Task objective:
How many lines in the entries below include the string "veicolo"? Answer with the number only.

(Stored data)
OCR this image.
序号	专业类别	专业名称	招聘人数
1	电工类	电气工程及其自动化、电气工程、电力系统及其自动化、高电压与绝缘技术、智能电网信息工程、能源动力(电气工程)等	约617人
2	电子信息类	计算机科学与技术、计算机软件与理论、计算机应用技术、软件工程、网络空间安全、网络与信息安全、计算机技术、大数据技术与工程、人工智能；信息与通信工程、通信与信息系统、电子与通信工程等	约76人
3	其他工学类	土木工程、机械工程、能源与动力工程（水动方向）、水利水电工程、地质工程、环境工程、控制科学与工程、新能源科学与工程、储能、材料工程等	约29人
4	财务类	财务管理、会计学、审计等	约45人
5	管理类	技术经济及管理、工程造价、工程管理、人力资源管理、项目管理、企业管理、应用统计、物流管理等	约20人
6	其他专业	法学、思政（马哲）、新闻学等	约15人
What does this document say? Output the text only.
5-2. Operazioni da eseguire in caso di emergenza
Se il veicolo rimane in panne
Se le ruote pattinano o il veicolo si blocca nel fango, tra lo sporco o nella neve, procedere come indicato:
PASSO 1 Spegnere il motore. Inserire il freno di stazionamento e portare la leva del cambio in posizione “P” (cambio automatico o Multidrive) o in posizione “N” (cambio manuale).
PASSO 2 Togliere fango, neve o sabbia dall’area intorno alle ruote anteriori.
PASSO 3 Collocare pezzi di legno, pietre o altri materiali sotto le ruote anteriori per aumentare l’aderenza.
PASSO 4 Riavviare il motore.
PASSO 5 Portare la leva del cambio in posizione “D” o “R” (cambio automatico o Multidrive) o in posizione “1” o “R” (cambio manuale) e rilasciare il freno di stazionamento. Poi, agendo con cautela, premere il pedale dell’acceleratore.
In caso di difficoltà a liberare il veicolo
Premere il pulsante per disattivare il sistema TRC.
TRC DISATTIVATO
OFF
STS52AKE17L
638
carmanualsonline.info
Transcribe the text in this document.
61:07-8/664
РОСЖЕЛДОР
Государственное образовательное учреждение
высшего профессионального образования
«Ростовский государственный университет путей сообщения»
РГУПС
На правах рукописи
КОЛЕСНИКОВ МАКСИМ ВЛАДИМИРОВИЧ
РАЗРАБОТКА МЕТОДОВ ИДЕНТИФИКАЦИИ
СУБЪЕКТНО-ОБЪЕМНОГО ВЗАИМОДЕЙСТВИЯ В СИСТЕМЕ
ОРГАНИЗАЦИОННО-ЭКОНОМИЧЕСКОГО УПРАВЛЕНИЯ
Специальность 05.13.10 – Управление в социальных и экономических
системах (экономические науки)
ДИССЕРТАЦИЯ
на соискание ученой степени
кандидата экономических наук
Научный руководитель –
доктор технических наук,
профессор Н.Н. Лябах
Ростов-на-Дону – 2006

Result for this exercise:
3